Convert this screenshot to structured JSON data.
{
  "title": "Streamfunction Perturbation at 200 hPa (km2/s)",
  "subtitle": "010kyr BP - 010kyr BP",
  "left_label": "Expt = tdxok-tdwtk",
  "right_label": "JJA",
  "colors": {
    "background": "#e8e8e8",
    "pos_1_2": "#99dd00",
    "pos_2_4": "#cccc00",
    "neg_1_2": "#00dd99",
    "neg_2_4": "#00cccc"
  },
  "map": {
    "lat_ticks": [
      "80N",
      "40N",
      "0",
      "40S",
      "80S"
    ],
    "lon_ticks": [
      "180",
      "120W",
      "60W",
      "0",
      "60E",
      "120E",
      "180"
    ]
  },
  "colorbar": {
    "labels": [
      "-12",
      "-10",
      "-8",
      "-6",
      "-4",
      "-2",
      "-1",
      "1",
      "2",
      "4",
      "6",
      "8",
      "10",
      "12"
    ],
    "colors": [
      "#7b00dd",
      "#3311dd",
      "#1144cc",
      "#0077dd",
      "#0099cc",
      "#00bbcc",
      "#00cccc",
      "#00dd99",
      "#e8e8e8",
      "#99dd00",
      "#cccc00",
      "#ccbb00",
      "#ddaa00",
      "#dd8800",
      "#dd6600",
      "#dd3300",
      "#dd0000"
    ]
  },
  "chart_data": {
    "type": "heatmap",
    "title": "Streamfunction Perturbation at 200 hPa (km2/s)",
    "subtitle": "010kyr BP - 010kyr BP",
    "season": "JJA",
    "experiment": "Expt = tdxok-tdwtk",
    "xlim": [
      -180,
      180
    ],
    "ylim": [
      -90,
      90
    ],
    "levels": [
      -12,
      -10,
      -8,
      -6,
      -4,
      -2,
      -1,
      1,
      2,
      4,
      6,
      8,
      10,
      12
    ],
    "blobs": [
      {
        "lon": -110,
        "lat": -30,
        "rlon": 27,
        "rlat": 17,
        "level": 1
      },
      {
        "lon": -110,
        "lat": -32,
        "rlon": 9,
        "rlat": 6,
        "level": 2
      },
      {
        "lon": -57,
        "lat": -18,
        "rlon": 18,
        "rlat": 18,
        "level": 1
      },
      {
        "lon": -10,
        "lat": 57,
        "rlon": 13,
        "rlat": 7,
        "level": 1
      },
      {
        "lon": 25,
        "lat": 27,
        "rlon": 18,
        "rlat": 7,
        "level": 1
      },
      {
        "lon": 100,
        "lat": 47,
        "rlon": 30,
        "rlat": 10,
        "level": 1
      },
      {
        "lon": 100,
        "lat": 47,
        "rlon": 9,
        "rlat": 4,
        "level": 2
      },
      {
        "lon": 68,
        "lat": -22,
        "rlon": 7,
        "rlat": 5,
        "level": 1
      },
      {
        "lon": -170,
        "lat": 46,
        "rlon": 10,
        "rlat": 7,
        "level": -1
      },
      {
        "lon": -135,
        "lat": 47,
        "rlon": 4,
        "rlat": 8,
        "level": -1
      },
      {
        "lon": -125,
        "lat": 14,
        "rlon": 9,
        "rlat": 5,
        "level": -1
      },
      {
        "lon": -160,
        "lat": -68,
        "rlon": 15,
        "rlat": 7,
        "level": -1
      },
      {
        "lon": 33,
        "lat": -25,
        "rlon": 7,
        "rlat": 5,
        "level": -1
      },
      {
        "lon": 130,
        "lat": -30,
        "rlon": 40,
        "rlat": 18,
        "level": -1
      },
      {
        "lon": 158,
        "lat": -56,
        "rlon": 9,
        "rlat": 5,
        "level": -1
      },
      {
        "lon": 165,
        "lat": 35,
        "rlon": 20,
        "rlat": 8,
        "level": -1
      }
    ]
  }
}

WHAT THIS TASK INVOLVES
Word for word, extract all the records.

SOLUTION FOR THIS PROBLEM
Convert this screenshot to structured JSON data.
{
  "title": "Streamfunction Perturbation at 200 hPa (km2/s)",
  "subtitle": "010kyr BP - 010kyr BP",
  "left_label": "Expt = tdxok-tdwtk",
  "right_label": "JJA",
  "colors": {
    "background": "#e8e8e8",
    "pos_1_2": "#99dd00",
    "pos_2_4": "#cccc00",
    "neg_1_2": "#00dd99",
    "neg_2_4": "#00cccc"
  },
  "map": {
    "lat_ticks": [
      "80N",
      "40N",
      "0",
      "40S",
      "80S"
    ],
    "lon_ticks": [
      "180",
      "120W",
      "60W",
      "0",
      "60E",
      "120E",
      "180"
    ]
  },
  "colorbar": {
    "labels": [
      "-12",
      "-10",
      "-8",
      "-6",
      "-4",
      "-2",
      "-1",
      "1",
      "2",
      "4",
      "6",
      "8",
      "10",
      "12"
    ],
    "colors": [
      "#7b00dd",
      "#3311dd",
      "#1144cc",
      "#0077dd",
      "#0099cc",
      "#00bbcc",
      "#00cccc",
      "#00dd99",
      "#e8e8e8",
      "#99dd00",
      "#cccc00",
      "#ccbb00",
      "#ddaa00",
      "#dd8800",
      "#dd6600",
      "#dd3300",
      "#dd0000"
    ]
  },
  "chart_data": {
    "type": "heatmap",
    "title": "Streamfunction Perturbation at 200 hPa (km2/s)",
    "subtitle": "010kyr BP - 010kyr BP",
    "season": "JJA",
    "experiment": "Expt = tdxok-tdwtk",
    "xlim": [
      -180,
      180
    ],
    "ylim": [
      -90,
      90
    ],
    "levels": [
      -12,
      -10,
      -8,
      -6,
      -4,
      -2,
      -1,
      1,
      2,
      4,
      6,
      8,
      10,
      12
    ],
    "blobs": [
      {
        "lon": -110,
        "lat": -30,
        "rlon": 27,
        "rlat": 17,
        "level": 1
      },
      {
        "lon": -110,
        "lat": -32,
        "rlon": 9,
        "rlat": 6,
        "level": 2
      },
      {
        "lon": -57,
        "lat": -18,
        "rlon": 18,
        "rlat": 18,
        "level": 1
      },
      {
        "lon": -10,
        "lat": 57,
        "rlon": 13,
        "rlat": 7,
        "level": 1
      },
      {
        "lon": 25,
        "lat": 27,
        "rlon": 18,
        "rlat": 7,
        "level": 1
      },
      {
        "lon": 100,
        "lat": 47,
        "rlon": 30,
        "rlat": 10,
        "level": 1
      },
      {
        "lon": 100,
        "lat": 47,
        "rlon": 9,
        "rlat": 4,
        "level": 2
      },
      {
        "lon": 68,
        "lat": -22,
        "rlon": 7,
        "rlat": 5,
        "level": 1
      },
      {
        "lon": -170,
        "lat": 46,
        "rlon": 10,
        "rlat": 7,
        "level": -1
      },
      {
        "lon": -135,
        "lat": 47,
        "rlon": 4,
        "rlat": 8,
        "level": -1
      },
      {
        "lon": -125,
        "lat": 14,
        "rlon": 9,
        "rlat": 5,
        "level": -1
      },
      {
        "lon": -160,
        "lat": -68,
        "rlon": 15,
        "rlat": 7,
        "level": -1
      },
      {
        "lon": 33,
        "lat": -25,
        "rlon": 7,
        "rlat": 5,
        "level": -1
      },
      {
        "lon": 130,
        "lat": -30,
        "rlon": 40,
        "rlat": 18,
        "level": -1
      },
      {
        "lon": 158,
        "lat": -56,
        "rlon": 9,
        "rlat": 5,
        "level": -1
      },
      {
        "lon": 165,
        "lat": 35,
        "rlon": 20,
        "rlat": 8,
        "level": -1
      }
    ]
  }
}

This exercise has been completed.